*Aim*. Reproduce every entry below precisely; do not include the pictures.

— Begin —

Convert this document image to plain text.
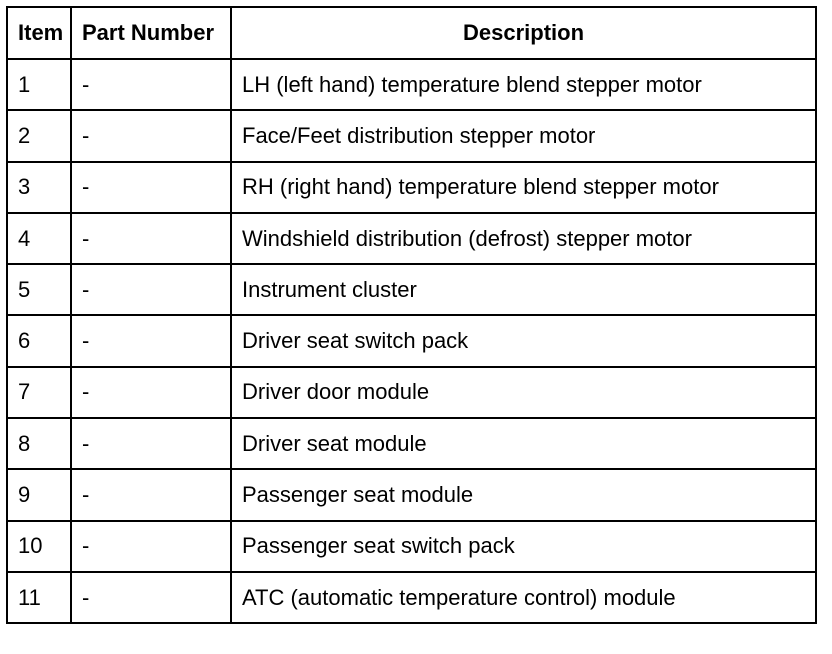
Item	Part Number	Description
1	-	LH (left hand) temperature blend stepper motor
2	-	Face/Feet distribution stepper motor
3	-	RH (right hand) temperature blend stepper motor
4	-	Windshield distribution (defrost) stepper motor
5	-	Instrument cluster
6	-	Driver seat switch pack
7	-	Driver door module
8	-	Driver seat module
9	-	Passenger seat module
10	-	Passenger seat switch pack
11	-	ATC (automatic temperature control) module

— End —

*Response*.
Convert this document image to plain text.
Item	Part Number	Description
1	-	LH (left hand) temperature blend stepper motor
2	-	Face/Feet distribution stepper motor
3	-	RH (right hand) temperature blend stepper motor
4	-	Windshield distribution (defrost) stepper motor
5	-	Instrument cluster
6	-	Driver seat switch pack
7	-	Driver door module
8	-	Driver seat module
9	-	Passenger seat module
10	-	Passenger seat switch pack
11	-	ATC (automatic temperature control) module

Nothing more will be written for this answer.